┌─ Extrait du document

Charlottesville, révélatrice des démons de l’Amérique, par Noam Varier, étudiante en Bachelor 2
Les soulèvements de Charlottesville, au cœur de l’État de Virginie, ce 12 août dernier, se sont soldés par une tragédie. Heather Meyer, militant anti-raciste et anti-fasciste, a été renversée par James Fields au volant de son véhicule. Il est membre de Vanguard America, une organisation prônant le nationalisme blanc.
Les manifestations de Charlottesville étaient dues à la décision de la ville d’enlever la statue d’un général sudiste, le général Lee. Dans de nombreux États du Sud, ces statues restent controversées du fait du symbole raciste et esclavagiste associé à ces sudistes. Les nationalistes blancs, suprémacistes et néo-nazis, se sont rassemblés pour dénoncer une perte identitaire, de ce qu’ils estiment être la culture blanche. Pour les contrer, des militants se sont donc réunis. Les deux manifestations ont engendré de fortes violences. M. De André Harris, un afro-américain, a, par exemple, été battu avec une barre en métal. Tout d’abord, une polémique se crée autour de la police et de l’encadrement de ces manifestations. Les manifestants anti-racistes affirment qu’ils n’étaient pas en sécurité, que les policiers affichaient clairement une réticence à intervenir. L’excuse fournie pour la non application des mesures ordonnées était le fait qu’ils n’aient pas entendu le bruit des armes et de la voiture qui a percuté les manifestants, tuant ainsi Heather Meyer.
Cependant, la scène internationale, où de nombreux politiques et célébrités se sont positionnés contre les violences, s’est avant tout offusquée de l’absence de réaction de Donald Trump. Ce dernier s’est exprimé publiquement au sujet des événements au bout de deux jours et ne dénonçait pas spécifiquement les néo-nazis,
seulement la haine et l’intolérance émanant des événements, affirmant que l’on avait pu observer de la violence provenant des deux camps. Il avait ensuite condamné le mal causé lors d’un autre discours, lisant un téléprompteur.

└─
┌─ Données fournies

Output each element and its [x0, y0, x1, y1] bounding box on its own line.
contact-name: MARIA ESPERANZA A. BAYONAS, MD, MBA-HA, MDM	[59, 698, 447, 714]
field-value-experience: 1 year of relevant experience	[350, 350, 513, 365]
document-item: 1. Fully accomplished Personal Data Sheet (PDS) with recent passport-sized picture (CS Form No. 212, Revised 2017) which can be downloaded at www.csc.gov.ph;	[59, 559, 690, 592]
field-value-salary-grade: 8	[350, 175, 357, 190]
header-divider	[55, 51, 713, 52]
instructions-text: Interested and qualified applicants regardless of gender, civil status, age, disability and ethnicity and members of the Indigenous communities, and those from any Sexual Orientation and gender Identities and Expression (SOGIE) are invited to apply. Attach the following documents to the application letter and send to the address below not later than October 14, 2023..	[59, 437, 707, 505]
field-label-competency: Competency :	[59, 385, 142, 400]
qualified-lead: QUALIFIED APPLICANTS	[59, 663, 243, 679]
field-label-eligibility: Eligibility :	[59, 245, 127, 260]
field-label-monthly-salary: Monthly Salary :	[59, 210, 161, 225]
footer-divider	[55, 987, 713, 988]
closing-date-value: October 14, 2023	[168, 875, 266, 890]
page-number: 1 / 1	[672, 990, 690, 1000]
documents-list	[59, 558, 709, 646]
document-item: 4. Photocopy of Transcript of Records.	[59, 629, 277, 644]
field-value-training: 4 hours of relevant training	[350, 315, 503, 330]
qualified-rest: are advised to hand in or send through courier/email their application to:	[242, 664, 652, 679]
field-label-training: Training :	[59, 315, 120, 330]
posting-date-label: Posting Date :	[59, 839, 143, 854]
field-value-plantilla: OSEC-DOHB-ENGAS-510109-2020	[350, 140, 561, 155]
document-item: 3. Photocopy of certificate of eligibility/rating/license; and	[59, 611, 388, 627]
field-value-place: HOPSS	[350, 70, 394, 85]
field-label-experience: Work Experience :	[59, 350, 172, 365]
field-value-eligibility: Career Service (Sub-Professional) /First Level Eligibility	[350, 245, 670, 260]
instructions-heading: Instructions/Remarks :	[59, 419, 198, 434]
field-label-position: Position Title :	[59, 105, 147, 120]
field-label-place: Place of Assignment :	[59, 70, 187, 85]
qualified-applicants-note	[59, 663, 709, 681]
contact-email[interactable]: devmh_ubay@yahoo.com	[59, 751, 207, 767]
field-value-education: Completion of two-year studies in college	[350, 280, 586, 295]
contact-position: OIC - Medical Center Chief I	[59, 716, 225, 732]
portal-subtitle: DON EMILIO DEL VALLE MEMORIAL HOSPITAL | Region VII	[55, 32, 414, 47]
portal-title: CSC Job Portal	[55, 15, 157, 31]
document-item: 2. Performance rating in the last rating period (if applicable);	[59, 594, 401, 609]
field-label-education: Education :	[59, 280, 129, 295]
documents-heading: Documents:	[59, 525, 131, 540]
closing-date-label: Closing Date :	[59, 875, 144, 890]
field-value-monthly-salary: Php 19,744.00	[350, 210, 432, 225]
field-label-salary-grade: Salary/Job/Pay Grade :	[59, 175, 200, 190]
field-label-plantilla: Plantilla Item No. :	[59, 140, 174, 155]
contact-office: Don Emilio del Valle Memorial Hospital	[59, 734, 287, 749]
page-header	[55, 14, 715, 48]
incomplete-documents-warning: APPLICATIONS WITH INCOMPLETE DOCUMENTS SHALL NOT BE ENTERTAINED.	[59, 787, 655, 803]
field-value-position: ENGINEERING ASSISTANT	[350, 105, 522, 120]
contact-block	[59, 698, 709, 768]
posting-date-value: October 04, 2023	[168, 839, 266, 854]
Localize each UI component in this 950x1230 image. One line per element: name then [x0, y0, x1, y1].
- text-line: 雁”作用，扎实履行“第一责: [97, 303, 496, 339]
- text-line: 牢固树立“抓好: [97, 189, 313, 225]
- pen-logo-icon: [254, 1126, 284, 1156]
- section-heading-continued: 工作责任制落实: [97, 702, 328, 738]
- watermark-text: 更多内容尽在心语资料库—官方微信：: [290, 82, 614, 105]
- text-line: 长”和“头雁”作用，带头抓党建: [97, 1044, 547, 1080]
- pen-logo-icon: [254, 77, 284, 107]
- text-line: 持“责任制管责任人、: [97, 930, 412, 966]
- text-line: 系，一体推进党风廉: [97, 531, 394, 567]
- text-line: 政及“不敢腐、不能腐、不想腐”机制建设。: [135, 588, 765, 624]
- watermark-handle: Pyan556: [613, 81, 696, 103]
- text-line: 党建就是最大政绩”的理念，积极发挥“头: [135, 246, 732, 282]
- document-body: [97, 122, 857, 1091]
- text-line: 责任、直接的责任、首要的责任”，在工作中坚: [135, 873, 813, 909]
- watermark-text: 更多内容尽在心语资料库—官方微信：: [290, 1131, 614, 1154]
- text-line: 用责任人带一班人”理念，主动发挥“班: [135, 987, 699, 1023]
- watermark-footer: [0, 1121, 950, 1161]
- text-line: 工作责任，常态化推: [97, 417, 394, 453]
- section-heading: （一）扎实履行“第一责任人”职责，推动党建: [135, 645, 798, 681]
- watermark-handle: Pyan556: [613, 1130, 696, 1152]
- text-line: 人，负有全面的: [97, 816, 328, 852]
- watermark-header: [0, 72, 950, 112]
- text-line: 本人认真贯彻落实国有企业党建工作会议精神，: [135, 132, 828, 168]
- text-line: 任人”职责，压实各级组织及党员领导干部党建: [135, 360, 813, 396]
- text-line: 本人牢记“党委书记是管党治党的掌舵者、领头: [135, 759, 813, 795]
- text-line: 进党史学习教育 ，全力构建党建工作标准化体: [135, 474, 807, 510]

└─

> _Consigne 1_
Indiquez si chacune des affirmations suivantes est conforme à l'article sur Charlottesville, en répondant par oui ou par non et en citant à l'identique les mots de l'article qui tranchent. (a) La statue que la ville voulait enlever était celle du général Lee. (b) Donald Trump s'est exprimé publiquement le jour même des événements. (c) M. De André Harris a été frappé avec une barre en métal.
> _Consigne 2_
Réécrivez le listing depuis sa première ligne jusqu'à la ligne contenant « 175, 357, 190] », incluse, en remplaçant « Fully accomplished » par « Duly completed » sans rien modifier d'autre.
L'article et le listing n'ont aucun rapport entre eux.

> _Réponse correcte 1_
(a) Oui : « la décision de la ville d’enlever la statue d’un général sudiste, le général Lee »
(b) Non : « Ce dernier s’est exprimé publiquement au sujet des événements au bout de deux jours »
(c) Oui : « M. De André Harris, un afro-américain, a, par exemple, été battu avec une barre en métal »

> _Réponse correcte 2_
Output each element and its [x0, y0, x1, y1] bounding box on its own line.
contact-name: MARIA ESPERANZA A. BAYONAS, MD, MBA-HA, MDM	[59, 698, 447, 714]
field-value-experience: 1 year of relevant experience	[350, 350, 513, 365]
document-item: 1. Duly completed Personal Data Sheet (PDS) with recent passport-sized picture (CS Form No. 212, Revised 2017) which can be downloaded at www.csc.gov.ph;	[59, 559, 690, 592]
field-value-salary-grade: 8	[350, 175, 357, 190]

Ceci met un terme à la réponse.